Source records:

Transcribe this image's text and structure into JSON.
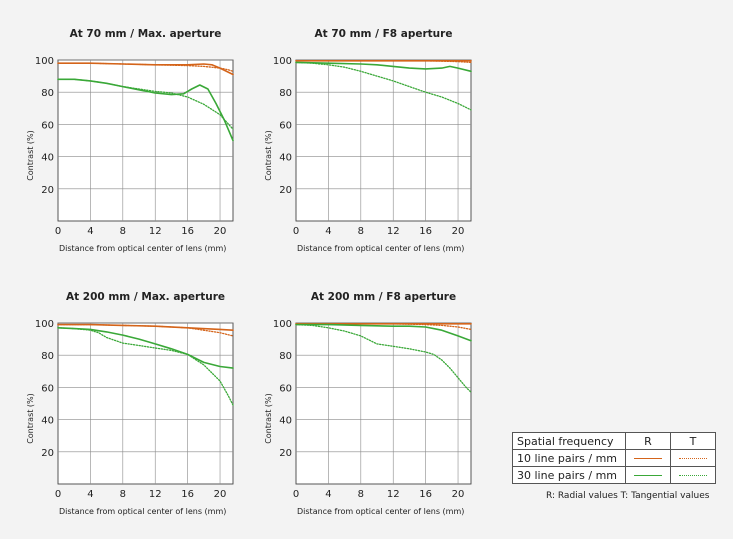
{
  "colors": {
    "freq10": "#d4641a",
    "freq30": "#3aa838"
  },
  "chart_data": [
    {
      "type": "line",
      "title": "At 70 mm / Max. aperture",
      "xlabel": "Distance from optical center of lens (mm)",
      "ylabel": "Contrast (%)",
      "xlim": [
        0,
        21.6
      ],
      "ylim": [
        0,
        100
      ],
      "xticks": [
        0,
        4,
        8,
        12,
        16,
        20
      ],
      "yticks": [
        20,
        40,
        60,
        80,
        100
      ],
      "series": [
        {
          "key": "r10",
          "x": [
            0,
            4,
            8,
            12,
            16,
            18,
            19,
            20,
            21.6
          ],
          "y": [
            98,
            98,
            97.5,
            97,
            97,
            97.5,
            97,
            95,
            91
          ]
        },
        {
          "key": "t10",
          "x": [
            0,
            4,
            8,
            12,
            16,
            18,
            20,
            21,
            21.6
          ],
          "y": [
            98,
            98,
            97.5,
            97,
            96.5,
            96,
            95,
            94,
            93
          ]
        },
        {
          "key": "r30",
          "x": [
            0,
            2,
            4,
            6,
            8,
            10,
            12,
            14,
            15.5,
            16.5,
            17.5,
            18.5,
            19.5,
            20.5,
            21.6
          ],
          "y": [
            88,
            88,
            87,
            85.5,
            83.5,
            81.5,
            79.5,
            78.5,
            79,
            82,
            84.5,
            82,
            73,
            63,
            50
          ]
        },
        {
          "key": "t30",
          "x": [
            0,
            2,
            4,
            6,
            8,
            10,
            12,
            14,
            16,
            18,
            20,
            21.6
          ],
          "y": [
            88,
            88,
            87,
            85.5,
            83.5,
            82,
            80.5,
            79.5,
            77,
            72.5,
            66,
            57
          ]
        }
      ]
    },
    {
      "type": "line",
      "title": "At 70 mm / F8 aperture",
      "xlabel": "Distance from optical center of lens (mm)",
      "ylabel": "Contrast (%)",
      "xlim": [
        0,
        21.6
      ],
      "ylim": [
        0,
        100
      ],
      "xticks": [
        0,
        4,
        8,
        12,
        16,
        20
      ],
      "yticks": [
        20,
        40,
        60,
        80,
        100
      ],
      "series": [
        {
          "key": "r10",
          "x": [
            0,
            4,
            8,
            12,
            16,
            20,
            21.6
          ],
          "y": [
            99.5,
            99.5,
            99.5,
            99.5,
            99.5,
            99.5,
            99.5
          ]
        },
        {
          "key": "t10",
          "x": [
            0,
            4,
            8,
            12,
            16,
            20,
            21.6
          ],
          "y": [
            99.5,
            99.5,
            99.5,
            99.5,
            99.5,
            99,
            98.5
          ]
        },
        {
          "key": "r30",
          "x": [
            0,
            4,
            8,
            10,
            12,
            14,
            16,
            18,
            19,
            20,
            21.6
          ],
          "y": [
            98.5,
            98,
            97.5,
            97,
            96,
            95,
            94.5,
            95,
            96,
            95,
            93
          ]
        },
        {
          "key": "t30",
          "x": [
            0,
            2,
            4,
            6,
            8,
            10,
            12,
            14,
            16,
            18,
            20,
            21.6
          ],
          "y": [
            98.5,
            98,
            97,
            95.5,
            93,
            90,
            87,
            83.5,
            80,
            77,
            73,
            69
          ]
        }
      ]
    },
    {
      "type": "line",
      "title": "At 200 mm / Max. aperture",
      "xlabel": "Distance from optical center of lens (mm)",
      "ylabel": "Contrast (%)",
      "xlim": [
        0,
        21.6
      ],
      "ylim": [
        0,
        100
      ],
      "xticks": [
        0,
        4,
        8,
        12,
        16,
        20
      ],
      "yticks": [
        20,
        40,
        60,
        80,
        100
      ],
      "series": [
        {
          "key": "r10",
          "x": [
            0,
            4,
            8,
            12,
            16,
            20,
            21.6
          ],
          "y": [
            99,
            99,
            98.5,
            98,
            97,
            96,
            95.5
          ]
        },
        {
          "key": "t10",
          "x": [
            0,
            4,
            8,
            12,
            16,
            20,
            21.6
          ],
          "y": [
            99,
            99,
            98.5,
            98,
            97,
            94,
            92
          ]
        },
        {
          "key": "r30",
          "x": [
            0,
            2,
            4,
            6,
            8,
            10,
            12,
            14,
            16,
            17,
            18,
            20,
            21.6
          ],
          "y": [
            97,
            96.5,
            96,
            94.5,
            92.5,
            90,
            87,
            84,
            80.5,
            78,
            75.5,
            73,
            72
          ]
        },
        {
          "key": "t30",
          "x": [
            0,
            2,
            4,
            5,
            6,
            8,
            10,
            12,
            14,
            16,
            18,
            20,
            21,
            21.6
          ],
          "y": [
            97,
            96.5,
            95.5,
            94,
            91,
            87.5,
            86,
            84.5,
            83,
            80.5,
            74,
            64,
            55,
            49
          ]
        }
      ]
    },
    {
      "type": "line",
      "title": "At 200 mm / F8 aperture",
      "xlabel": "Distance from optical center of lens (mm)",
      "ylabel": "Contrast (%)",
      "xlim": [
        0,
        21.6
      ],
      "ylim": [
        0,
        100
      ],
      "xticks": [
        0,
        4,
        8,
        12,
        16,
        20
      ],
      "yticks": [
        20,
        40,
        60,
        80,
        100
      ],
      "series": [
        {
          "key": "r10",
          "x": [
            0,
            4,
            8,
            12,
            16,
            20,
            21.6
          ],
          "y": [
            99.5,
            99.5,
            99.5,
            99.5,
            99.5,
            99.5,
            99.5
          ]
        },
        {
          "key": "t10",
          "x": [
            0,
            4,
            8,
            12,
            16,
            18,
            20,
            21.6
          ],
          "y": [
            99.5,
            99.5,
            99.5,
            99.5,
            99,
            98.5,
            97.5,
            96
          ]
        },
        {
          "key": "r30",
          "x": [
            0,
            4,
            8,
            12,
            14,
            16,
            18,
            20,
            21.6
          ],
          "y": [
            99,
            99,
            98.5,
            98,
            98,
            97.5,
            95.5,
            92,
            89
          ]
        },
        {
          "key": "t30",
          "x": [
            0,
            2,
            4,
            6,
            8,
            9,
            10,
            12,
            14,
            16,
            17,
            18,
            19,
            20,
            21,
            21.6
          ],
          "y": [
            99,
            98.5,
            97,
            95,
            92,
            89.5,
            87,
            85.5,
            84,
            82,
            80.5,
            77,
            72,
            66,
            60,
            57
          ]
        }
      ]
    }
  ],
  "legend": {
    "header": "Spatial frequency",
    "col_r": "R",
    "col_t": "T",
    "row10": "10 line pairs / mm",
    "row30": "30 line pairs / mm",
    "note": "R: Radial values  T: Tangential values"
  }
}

** YOUR TASK **
Restate the records word for word, omitting images.

** ANSWER IN FULL **
Transcribe this image's text and structure into JSON.
{
  "colors": {
    "freq10": "#d4641a",
    "freq30": "#3aa838"
  },
  "chart_data": [
    {
      "type": "line",
      "title": "At 70 mm / Max. aperture",
      "xlabel": "Distance from optical center of lens (mm)",
      "ylabel": "Contrast (%)",
      "xlim": [
        0,
        21.6
      ],
      "ylim": [
        0,
        100
      ],
      "xticks": [
        0,
        4,
        8,
        12,
        16,
        20
      ],
      "yticks": [
        20,
        40,
        60,
        80,
        100
      ],
      "series": [
        {
          "key": "r10",
          "x": [
            0,
            4,
            8,
            12,
            16,
            18,
            19,
            20,
            21.6
          ],
          "y": [
            98,
            98,
            97.5,
            97,
            97,
            97.5,
            97,
            95,
            91
          ]
        },
        {
          "key": "t10",
          "x": [
            0,
            4,
            8,
            12,
            16,
            18,
            20,
            21,
            21.6
          ],
          "y": [
            98,
            98,
            97.5,
            97,
            96.5,
            96,
            95,
            94,
            93
          ]
        },
        {
          "key": "r30",
          "x": [
            0,
            2,
            4,
            6,
            8,
            10,
            12,
            14,
            15.5,
            16.5,
            17.5,
            18.5,
            19.5,
            20.5,
            21.6
          ],
          "y": [
            88,
            88,
            87,
            85.5,
            83.5,
            81.5,
            79.5,
            78.5,
            79,
            82,
            84.5,
            82,
            73,
            63,
            50
          ]
        },
        {
          "key": "t30",
          "x": [
            0,
            2,
            4,
            6,
            8,
            10,
            12,
            14,
            16,
            18,
            20,
            21.6
          ],
          "y": [
            88,
            88,
            87,
            85.5,
            83.5,
            82,
            80.5,
            79.5,
            77,
            72.5,
            66,
            57
          ]
        }
      ]
    },
    {
      "type": "line",
      "title": "At 70 mm / F8 aperture",
      "xlabel": "Distance from optical center of lens (mm)",
      "ylabel": "Contrast (%)",
      "xlim": [
        0,
        21.6
      ],
      "ylim": [
        0,
        100
      ],
      "xticks": [
        0,
        4,
        8,
        12,
        16,
        20
      ],
      "yticks": [
        20,
        40,
        60,
        80,
        100
      ],
      "series": [
        {
          "key": "r10",
          "x": [
            0,
            4,
            8,
            12,
            16,
            20,
            21.6
          ],
          "y": [
            99.5,
            99.5,
            99.5,
            99.5,
            99.5,
            99.5,
            99.5
          ]
        },
        {
          "key": "t10",
          "x": [
            0,
            4,
            8,
            12,
            16,
            20,
            21.6
          ],
          "y": [
            99.5,
            99.5,
            99.5,
            99.5,
            99.5,
            99,
            98.5
          ]
        },
        {
          "key": "r30",
          "x": [
            0,
            4,
            8,
            10,
            12,
            14,
            16,
            18,
            19,
            20,
            21.6
          ],
          "y": [
            98.5,
            98,
            97.5,
            97,
            96,
            95,
            94.5,
            95,
            96,
            95,
            93
          ]
        },
        {
          "key": "t30",
          "x": [
            0,
            2,
            4,
            6,
            8,
            10,
            12,
            14,
            16,
            18,
            20,
            21.6
          ],
          "y": [
            98.5,
            98,
            97,
            95.5,
            93,
            90,
            87,
            83.5,
            80,
            77,
            73,
            69
          ]
        }
      ]
    },
    {
      "type": "line",
      "title": "At 200 mm / Max. aperture",
      "xlabel": "Distance from optical center of lens (mm)",
      "ylabel": "Contrast (%)",
      "xlim": [
        0,
        21.6
      ],
      "ylim": [
        0,
        100
      ],
      "xticks": [
        0,
        4,
        8,
        12,
        16,
        20
      ],
      "yticks": [
        20,
        40,
        60,
        80,
        100
      ],
      "series": [
        {
          "key": "r10",
          "x": [
            0,
            4,
            8,
            12,
            16,
            20,
            21.6
          ],
          "y": [
            99,
            99,
            98.5,
            98,
            97,
            96,
            95.5
          ]
        },
        {
          "key": "t10",
          "x": [
            0,
            4,
            8,
            12,
            16,
            20,
            21.6
          ],
          "y": [
            99,
            99,
            98.5,
            98,
            97,
            94,
            92
          ]
        },
        {
          "key": "r30",
          "x": [
            0,
            2,
            4,
            6,
            8,
            10,
            12,
            14,
            16,
            17,
            18,
            20,
            21.6
          ],
          "y": [
            97,
            96.5,
            96,
            94.5,
            92.5,
            90,
            87,
            84,
            80.5,
            78,
            75.5,
            73,
            72
          ]
        },
        {
          "key": "t30",
          "x": [
            0,
            2,
            4,
            5,
            6,
            8,
            10,
            12,
            14,
            16,
            18,
            20,
            21,
            21.6
          ],
          "y": [
            97,
            96.5,
            95.5,
            94,
            91,
            87.5,
            86,
            84.5,
            83,
            80.5,
            74,
            64,
            55,
            49
          ]
        }
      ]
    },
    {
      "type": "line",
      "title": "At 200 mm / F8 aperture",
      "xlabel": "Distance from optical center of lens (mm)",
      "ylabel": "Contrast (%)",
      "xlim": [
        0,
        21.6
      ],
      "ylim": [
        0,
        100
      ],
      "xticks": [
        0,
        4,
        8,
        12,
        16,
        20
      ],
      "yticks": [
        20,
        40,
        60,
        80,
        100
      ],
      "series": [
        {
          "key": "r10",
          "x": [
            0,
            4,
            8,
            12,
            16,
            20,
            21.6
          ],
          "y": [
            99.5,
            99.5,
            99.5,
            99.5,
            99.5,
            99.5,
            99.5
          ]
        },
        {
          "key": "t10",
          "x": [
            0,
            4,
            8,
            12,
            16,
            18,
            20,
            21.6
          ],
          "y": [
            99.5,
            99.5,
            99.5,
            99.5,
            99,
            98.5,
            97.5,
            96
          ]
        },
        {
          "key": "r30",
          "x": [
            0,
            4,
            8,
            12,
            14,
            16,
            18,
            20,
            21.6
          ],
          "y": [
            99,
            99,
            98.5,
            98,
            98,
            97.5,
            95.5,
            92,
            89
          ]
        },
        {
          "key": "t30",
          "x": [
            0,
            2,
            4,
            6,
            8,
            9,
            10,
            12,
            14,
            16,
            17,
            18,
            19,
            20,
            21,
            21.6
          ],
          "y": [
            99,
            98.5,
            97,
            95,
            92,
            89.5,
            87,
            85.5,
            84,
            82,
            80.5,
            77,
            72,
            66,
            60,
            57
          ]
        }
      ]
    }
  ],
  "legend": {
    "header": "Spatial frequency",
    "col_r": "R",
    "col_t": "T",
    "row10": "10 line pairs / mm",
    "row30": "30 line pairs / mm",
    "note": "R: Radial values  T: Tangential values"
  }
}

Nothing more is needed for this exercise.